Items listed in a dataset
____

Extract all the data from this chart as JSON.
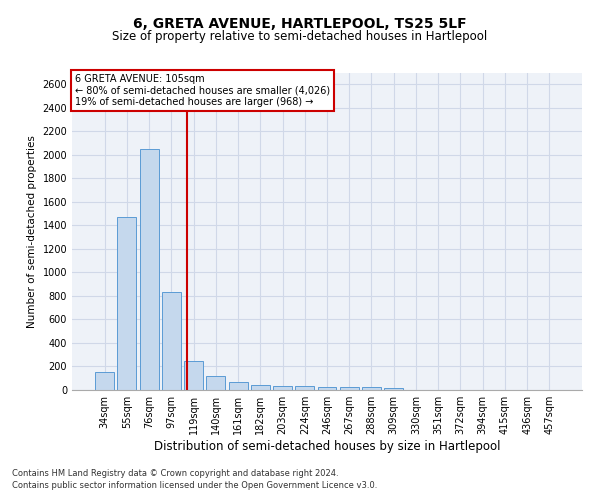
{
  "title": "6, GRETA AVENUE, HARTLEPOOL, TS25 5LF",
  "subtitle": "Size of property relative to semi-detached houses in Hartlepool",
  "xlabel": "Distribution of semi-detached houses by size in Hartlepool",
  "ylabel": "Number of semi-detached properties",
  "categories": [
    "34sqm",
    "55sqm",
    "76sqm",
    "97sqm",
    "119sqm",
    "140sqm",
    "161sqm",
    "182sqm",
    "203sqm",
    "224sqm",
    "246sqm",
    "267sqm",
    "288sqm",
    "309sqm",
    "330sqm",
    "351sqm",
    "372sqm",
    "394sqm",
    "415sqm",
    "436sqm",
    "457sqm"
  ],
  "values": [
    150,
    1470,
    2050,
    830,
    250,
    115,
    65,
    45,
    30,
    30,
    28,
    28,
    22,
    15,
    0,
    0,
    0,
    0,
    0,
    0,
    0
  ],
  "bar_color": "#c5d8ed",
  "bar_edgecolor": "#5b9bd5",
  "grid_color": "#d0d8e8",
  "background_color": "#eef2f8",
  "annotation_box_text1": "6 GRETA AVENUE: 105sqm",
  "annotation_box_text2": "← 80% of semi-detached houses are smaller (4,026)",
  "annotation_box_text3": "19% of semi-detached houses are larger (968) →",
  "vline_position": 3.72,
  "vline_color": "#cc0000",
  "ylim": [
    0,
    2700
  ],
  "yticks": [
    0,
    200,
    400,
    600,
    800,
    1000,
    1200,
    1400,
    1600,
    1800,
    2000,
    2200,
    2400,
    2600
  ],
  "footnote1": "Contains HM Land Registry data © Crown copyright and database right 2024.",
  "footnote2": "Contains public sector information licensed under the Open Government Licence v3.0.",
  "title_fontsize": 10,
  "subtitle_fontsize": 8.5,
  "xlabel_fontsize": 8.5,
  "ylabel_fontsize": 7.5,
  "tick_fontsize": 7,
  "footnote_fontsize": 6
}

____

:: WHAT YOU NEED TO DO ::
Look through the entries above and list every line containing "GRETA".

:: THE ANSWER ::
  "title": "6, GRETA AVENUE, HARTLEPOOL, TS25 5LF",
  "annotation_box_text1": "6 GRETA AVENUE: 105sqm",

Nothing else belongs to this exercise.